__WHAT YOU WILL DO__
Answer these questions from the Caleb Jewell profile:
1. Which team did he wear squad number 23 for?
2. What is his top score in first-class (FC) cricket?
3. On what date did he make his first-class debut for Tasmania?

__EXTRACT PROVIDED__
Caleb Jewell

Personal information
- Full name: Caleb Paul Jewell
- Born: 21 April 1997 (age 29) Hobart, Tasmania, Australia
- Batting: Left-handed
- Role: Batter

Domestic team information
- 2015/16–present: Tasmania (squad no. 32)
- 2018–2025: Hobart Hurricanes (squad no. 32)
- 2025–2026: Derbyshire (squad no. 23)
- 2025/26–present: Melbourne Renegades (squad no. 13)

Career statistics
| Competition | FC | LA | T20 |
| Matches | 80 | 65 | 83 |
| Runs scored | 4,579 | 2,253 | 1,719 |
| Batting average | 32.24 | 38.18 | 22.32 |
| 100s/50s | 9/22 | 6/11 | 0/9 |
| Top score | 232 | 137 | 76 |
| Catches/stumpings | 55/– | 30/1 | 32/– |
- Source: ESPNcricinfo, 23 September 2026

= Caleb Jewell =

Australian cricketer (born 1997)

Caleb Paul Jewell (born 21 April 1997) is an Australian cricketer. He made his first-class debut for Tasmania on 15 March 2016 in the 2015–16 Sheffield Shield. In September 2018, he was named in the Hobart Hurricanes' squad for the 2018 Abu Dhabi T20 Trophy. He made his Twenty20 debut for the Hobart Hurricanes in the 2018 Abu Dhabi T20 Trophy on 5 October 2018. In February 2021, during the 2020–21 Sheffield Shield season, Jewell scored his maiden first-class century.

__PROVIDED INFORMATION__
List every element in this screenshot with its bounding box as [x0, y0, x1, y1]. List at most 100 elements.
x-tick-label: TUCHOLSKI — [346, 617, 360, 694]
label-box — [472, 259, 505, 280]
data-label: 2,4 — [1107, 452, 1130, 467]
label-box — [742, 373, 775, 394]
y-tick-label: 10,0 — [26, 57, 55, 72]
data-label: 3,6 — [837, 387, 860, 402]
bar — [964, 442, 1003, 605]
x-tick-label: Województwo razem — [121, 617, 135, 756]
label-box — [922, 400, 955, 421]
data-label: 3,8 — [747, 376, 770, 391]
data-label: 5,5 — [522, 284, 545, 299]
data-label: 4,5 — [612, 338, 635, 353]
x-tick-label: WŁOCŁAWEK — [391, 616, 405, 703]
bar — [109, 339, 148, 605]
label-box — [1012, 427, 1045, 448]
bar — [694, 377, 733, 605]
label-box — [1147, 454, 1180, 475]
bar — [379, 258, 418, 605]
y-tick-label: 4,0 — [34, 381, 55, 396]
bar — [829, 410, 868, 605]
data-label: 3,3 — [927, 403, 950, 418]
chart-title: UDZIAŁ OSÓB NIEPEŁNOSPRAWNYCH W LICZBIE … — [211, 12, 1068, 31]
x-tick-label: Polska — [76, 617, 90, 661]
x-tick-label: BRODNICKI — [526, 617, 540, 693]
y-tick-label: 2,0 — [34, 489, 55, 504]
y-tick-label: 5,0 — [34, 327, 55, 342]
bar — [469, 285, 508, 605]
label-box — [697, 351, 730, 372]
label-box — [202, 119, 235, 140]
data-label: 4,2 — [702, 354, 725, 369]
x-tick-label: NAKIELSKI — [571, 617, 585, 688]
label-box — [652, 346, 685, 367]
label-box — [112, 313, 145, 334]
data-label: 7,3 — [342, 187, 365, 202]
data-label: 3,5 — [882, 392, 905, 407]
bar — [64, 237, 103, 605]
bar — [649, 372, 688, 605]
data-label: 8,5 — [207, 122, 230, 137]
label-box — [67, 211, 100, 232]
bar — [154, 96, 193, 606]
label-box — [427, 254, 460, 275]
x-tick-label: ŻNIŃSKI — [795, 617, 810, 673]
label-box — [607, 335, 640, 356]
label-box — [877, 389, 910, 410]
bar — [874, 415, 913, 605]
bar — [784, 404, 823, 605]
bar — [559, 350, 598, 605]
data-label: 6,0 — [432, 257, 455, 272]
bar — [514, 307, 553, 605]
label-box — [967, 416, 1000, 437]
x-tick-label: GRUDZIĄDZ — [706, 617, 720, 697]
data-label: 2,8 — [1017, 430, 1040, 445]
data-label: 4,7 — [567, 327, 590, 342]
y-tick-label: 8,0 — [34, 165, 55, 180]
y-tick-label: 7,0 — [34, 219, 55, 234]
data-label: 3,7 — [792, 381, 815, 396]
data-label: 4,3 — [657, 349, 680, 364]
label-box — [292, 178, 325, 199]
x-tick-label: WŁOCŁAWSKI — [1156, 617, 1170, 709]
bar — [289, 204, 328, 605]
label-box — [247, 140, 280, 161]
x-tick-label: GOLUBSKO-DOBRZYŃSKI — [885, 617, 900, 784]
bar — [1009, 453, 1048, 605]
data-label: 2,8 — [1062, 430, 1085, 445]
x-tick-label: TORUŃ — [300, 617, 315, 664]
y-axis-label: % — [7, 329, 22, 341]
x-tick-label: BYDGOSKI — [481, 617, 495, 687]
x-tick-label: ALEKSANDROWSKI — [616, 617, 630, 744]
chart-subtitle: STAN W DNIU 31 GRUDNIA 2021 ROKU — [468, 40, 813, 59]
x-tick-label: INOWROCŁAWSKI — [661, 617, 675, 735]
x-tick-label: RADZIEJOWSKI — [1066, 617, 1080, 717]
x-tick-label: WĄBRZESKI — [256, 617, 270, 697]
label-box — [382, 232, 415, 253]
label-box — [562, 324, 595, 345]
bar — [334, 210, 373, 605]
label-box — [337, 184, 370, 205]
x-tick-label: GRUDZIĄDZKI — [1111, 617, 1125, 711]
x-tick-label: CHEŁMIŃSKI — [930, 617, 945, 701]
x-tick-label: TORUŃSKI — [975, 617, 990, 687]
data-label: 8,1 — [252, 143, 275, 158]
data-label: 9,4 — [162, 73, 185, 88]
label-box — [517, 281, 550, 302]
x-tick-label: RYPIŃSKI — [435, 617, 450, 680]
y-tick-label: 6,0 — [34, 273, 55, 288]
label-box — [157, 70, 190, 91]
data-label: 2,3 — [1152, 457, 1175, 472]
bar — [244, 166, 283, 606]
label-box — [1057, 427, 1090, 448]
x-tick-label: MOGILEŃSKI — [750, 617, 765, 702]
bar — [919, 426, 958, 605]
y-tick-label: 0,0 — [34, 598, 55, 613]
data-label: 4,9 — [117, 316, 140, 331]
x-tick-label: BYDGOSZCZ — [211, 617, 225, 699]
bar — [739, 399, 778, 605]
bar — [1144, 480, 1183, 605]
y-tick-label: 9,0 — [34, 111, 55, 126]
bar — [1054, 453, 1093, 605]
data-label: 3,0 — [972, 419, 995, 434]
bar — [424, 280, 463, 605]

__TASK SOLUTION__
1. Derbyshire
2. 232
3. 15 March 2016